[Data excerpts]
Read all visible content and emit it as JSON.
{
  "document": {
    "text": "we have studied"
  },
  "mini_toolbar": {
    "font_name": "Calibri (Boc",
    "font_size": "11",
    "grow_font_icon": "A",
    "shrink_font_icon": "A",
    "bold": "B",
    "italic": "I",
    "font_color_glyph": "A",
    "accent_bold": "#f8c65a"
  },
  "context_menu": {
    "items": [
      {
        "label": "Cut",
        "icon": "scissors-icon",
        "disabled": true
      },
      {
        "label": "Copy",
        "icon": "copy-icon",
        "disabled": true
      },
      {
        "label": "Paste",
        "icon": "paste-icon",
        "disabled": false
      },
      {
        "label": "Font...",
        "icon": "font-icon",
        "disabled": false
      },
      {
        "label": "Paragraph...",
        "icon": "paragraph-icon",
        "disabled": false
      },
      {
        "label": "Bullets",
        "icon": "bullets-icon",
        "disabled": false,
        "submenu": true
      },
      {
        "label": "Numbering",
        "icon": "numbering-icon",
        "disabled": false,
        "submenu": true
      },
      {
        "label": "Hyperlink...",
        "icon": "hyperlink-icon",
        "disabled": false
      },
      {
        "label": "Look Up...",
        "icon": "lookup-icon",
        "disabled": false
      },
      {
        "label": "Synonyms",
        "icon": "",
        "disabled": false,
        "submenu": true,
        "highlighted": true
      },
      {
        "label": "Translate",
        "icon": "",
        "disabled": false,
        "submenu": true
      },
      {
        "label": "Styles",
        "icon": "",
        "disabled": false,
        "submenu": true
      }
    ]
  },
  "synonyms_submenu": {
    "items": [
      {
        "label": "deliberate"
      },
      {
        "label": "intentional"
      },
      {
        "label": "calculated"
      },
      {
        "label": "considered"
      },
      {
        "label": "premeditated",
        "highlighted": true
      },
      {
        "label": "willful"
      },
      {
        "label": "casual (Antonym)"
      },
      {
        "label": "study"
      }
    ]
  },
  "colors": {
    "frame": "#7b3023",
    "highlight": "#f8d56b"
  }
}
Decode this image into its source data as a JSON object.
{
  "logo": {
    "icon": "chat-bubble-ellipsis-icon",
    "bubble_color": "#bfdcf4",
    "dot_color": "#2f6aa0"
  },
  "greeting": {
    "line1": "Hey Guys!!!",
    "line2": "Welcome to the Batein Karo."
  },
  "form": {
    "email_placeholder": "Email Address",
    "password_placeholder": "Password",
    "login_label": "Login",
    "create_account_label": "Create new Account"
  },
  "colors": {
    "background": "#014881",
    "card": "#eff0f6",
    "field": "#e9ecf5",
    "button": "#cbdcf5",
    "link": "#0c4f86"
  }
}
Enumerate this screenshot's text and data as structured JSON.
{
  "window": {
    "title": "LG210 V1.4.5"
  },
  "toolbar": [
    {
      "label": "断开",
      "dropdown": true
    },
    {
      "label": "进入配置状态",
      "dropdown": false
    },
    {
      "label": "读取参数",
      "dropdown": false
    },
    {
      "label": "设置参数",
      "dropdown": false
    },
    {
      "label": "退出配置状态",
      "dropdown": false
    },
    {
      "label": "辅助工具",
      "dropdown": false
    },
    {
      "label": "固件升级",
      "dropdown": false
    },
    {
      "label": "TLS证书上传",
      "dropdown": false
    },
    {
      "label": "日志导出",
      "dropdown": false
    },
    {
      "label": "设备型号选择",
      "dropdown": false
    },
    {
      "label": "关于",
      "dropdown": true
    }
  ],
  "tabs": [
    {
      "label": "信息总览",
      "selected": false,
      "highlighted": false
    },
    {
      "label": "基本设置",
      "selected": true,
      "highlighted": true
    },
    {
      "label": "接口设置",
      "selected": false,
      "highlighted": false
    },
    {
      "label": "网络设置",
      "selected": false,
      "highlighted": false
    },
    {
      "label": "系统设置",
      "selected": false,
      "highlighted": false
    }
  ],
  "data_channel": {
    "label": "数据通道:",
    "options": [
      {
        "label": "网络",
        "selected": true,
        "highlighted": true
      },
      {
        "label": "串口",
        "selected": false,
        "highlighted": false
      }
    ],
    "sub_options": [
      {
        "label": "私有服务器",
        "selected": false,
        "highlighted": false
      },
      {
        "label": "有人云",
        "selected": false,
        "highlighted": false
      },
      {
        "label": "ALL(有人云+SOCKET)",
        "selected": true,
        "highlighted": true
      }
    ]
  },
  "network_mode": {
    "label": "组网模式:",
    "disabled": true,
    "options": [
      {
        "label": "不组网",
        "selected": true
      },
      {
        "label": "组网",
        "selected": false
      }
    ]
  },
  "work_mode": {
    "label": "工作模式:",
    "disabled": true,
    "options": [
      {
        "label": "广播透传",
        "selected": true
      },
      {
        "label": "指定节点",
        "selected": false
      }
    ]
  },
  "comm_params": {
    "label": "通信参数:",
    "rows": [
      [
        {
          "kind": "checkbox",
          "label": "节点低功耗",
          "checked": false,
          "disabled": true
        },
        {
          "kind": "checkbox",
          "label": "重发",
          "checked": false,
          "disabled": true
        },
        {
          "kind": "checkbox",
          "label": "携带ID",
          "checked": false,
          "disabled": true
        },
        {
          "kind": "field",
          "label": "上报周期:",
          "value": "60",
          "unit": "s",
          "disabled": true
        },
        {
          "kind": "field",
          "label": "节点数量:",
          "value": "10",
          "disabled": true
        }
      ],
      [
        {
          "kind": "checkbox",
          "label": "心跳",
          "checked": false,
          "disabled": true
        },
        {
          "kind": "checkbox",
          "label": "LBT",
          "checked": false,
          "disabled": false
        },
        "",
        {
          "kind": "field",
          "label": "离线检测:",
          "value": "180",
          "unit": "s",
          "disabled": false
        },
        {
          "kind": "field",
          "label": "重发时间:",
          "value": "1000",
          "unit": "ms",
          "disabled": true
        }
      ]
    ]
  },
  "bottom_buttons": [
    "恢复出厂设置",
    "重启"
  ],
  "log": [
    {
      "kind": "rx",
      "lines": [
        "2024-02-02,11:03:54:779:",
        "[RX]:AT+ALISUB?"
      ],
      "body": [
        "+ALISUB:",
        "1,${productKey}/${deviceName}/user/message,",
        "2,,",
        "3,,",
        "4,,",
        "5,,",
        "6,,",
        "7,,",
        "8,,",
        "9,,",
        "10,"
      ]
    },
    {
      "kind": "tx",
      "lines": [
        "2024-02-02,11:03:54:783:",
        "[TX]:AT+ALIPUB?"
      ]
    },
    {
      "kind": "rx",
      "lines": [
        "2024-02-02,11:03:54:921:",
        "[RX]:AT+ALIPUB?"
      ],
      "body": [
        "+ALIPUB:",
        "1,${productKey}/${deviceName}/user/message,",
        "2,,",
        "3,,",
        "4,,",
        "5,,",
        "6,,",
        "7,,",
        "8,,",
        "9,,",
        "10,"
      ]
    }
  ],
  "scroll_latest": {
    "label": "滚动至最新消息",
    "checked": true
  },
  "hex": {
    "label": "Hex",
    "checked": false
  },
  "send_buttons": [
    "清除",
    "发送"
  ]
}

* _Given problem_
All records above must be set down exactly, please.

* _Solution for this problem_
Read all visible content and emit it as JSON.
{
  "document": {
    "text": "we have studied"
  },
  "mini_toolbar": {
    "font_name": "Calibri (Boc",
    "font_size": "11",
    "grow_font_icon": "A",
    "shrink_font_icon": "A",
    "bold": "B",
    "italic": "I",
    "font_color_glyph": "A",
    "accent_bold": "#f8c65a"
  },
  "context_menu": {
    "items": [
      {
        "label": "Cut",
        "icon": "scissors-icon",
        "disabled": true
      },
      {
        "label": "Copy",
        "icon": "copy-icon",
        "disabled": true
      },
      {
        "label": "Paste",
        "icon": "paste-icon",
        "disabled": false
      },
      {
        "label": "Font...",
        "icon": "font-icon",
        "disabled": false
      },
      {
        "label": "Paragraph...",
        "icon": "paragraph-icon",
        "disabled": false
      },
      {
        "label": "Bullets",
        "icon": "bullets-icon",
        "disabled": false,
        "submenu": true
      },
      {
        "label": "Numbering",
        "icon": "numbering-icon",
        "disabled": false,
        "submenu": true
      },
      {
        "label": "Hyperlink...",
        "icon": "hyperlink-icon",
        "disabled": false
      },
      {
        "label": "Look Up...",
        "icon": "lookup-icon",
        "disabled": false
      },
      {
        "label": "Synonyms",
        "icon": "",
        "disabled": false,
        "submenu": true,
        "highlighted": true
      },
      {
        "label": "Translate",
        "icon": "",
        "disabled": false,
        "submenu": true
      },
      {
        "label": "Styles",
        "icon": "",
        "disabled": false,
        "submenu": true
      }
    ]
  },
  "synonyms_submenu": {
    "items": [
      {
        "label": "deliberate"
      },
      {
        "label": "intentional"
      },
      {
        "label": "calculated"
      },
      {
        "label": "considered"
      },
      {
        "label": "premeditated",
        "highlighted": true
      },
      {
        "label": "willful"
      },
      {
        "label": "casual (Antonym)"
      },
      {
        "label": "study"
      }
    ]
  },
  "colors": {
    "frame": "#7b3023",
    "highlight": "#f8d56b"
  }
}
Decode this image into its source data as a JSON object.
{
  "logo": {
    "icon": "chat-bubble-ellipsis-icon",
    "bubble_color": "#bfdcf4",
    "dot_color": "#2f6aa0"
  },
  "greeting": {
    "line1": "Hey Guys!!!",
    "line2": "Welcome to the Batein Karo."
  },
  "form": {
    "email_placeholder": "Email Address",
    "password_placeholder": "Password",
    "login_label": "Login",
    "create_account_label": "Create new Account"
  },
  "colors": {
    "background": "#014881",
    "card": "#eff0f6",
    "field": "#e9ecf5",
    "button": "#cbdcf5",
    "link": "#0c4f86"
  }
}
Enumerate this screenshot's text and data as structured JSON.
{
  "window": {
    "title": "LG210 V1.4.5"
  },
  "toolbar": [
    {
      "label": "断开",
      "dropdown": true
    },
    {
      "label": "进入配置状态",
      "dropdown": false
    },
    {
      "label": "读取参数",
      "dropdown": false
    },
    {
      "label": "设置参数",
      "dropdown": false
    },
    {
      "label": "退出配置状态",
      "dropdown": false
    },
    {
      "label": "辅助工具",
      "dropdown": false
    },
    {
      "label": "固件升级",
      "dropdown": false
    },
    {
      "label": "TLS证书上传",
      "dropdown": false
    },
    {
      "label": "日志导出",
      "dropdown": false
    },
    {
      "label": "设备型号选择",
      "dropdown": false
    },
    {
      "label": "关于",
      "dropdown": true
    }
  ],
  "tabs": [
    {
      "label": "信息总览",
      "selected": false,
      "highlighted": false
    },
    {
      "label": "基本设置",
      "selected": true,
      "highlighted": true
    },
    {
      "label": "接口设置",
      "selected": false,
      "highlighted": false
    },
    {
      "label": "网络设置",
      "selected": false,
      "highlighted": false
    },
    {
      "label": "系统设置",
      "selected": false,
      "highlighted": false
    }
  ],
  "data_channel": {
    "label": "数据通道:",
    "options": [
      {
        "label": "网络",
        "selected": true,
        "highlighted": true
      },
      {
        "label": "串口",
        "selected": false,
        "highlighted": false
      }
    ],
    "sub_options": [
      {
        "label": "私有服务器",
        "selected": false,
        "highlighted": false
      },
      {
        "label": "有人云",
        "selected": false,
        "highlighted": false
      },
      {
        "label": "ALL(有人云+SOCKET)",
        "selected": true,
        "highlighted": true
      }
    ]
  },
  "network_mode": {
    "label": "组网模式:",
    "disabled": true,
    "options": [
      {
        "label": "不组网",
        "selected": true
      },
      {
        "label": "组网",
        "selected": false
      }
    ]
  },
  "work_mode": {
    "label": "工作模式:",
    "disabled": true,
    "options": [
      {
        "label": "广播透传",
        "selected": true
      },
      {
        "label": "指定节点",
        "selected": false
      }
    ]
  },
  "comm_params": {
    "label": "通信参数:",
    "rows": [
      [
        {
          "kind": "checkbox",
          "label": "节点低功耗",
          "checked": false,
          "disabled": true
        },
        {
          "kind": "checkbox",
          "label": "重发",
          "checked": false,
          "disabled": true
        },
        {
          "kind": "checkbox",
          "label": "携带ID",
          "checked": false,
          "disabled": true
        },
        {
          "kind": "field",
          "label": "上报周期:",
          "value": "60",
          "unit": "s",
          "disabled": true
        },
        {
          "kind": "field",
          "label": "节点数量:",
          "value": "10",
          "disabled": true
        }
      ],
      [
        {
          "kind": "checkbox",
          "label": "心跳",
          "checked": false,
          "disabled": true
        },
        {
          "kind": "checkbox",
          "label": "LBT",
          "checked": false,
          "disabled": false
        },
        "",
        {
          "kind": "field",
          "label": "离线检测:",
          "value": "180",
          "unit": "s",
          "disabled": false
        },
        {
          "kind": "field",
          "label": "重发时间:",
          "value": "1000",
          "unit": "ms",
          "disabled": true
        }
      ]
    ]
  },
  "bottom_buttons": [
    "恢复出厂设置",
    "重启"
  ],
  "log": [
    {
      "kind": "rx",
      "lines": [
        "2024-02-02,11:03:54:779:",
        "[RX]:AT+ALISUB?"
      ],
      "body": [
        "+ALISUB:",
        "1,${productKey}/${deviceName}/user/message,",
        "2,,",
        "3,,",
        "4,,",
        "5,,",
        "6,,",
        "7,,",
        "8,,",
        "9,,",
        "10,"
      ]
    },
    {
      "kind": "tx",
      "lines": [
        "2024-02-02,11:03:54:783:",
        "[TX]:AT+ALIPUB?"
      ]
    },
    {
      "kind": "rx",
      "lines": [
        "2024-02-02,11:03:54:921:",
        "[RX]:AT+ALIPUB?"
      ],
      "body": [
        "+ALIPUB:",
        "1,${productKey}/${deviceName}/user/message,",
        "2,,",
        "3,,",
        "4,,",
        "5,,",
        "6,,",
        "7,,",
        "8,,",
        "9,,",
        "10,"
      ]
    }
  ],
  "scroll_latest": {
    "label": "滚动至最新消息",
    "checked": true
  },
  "hex": {
    "label": "Hex",
    "checked": false
  },
  "send_buttons": [
    "清除",
    "发送"
  ]
}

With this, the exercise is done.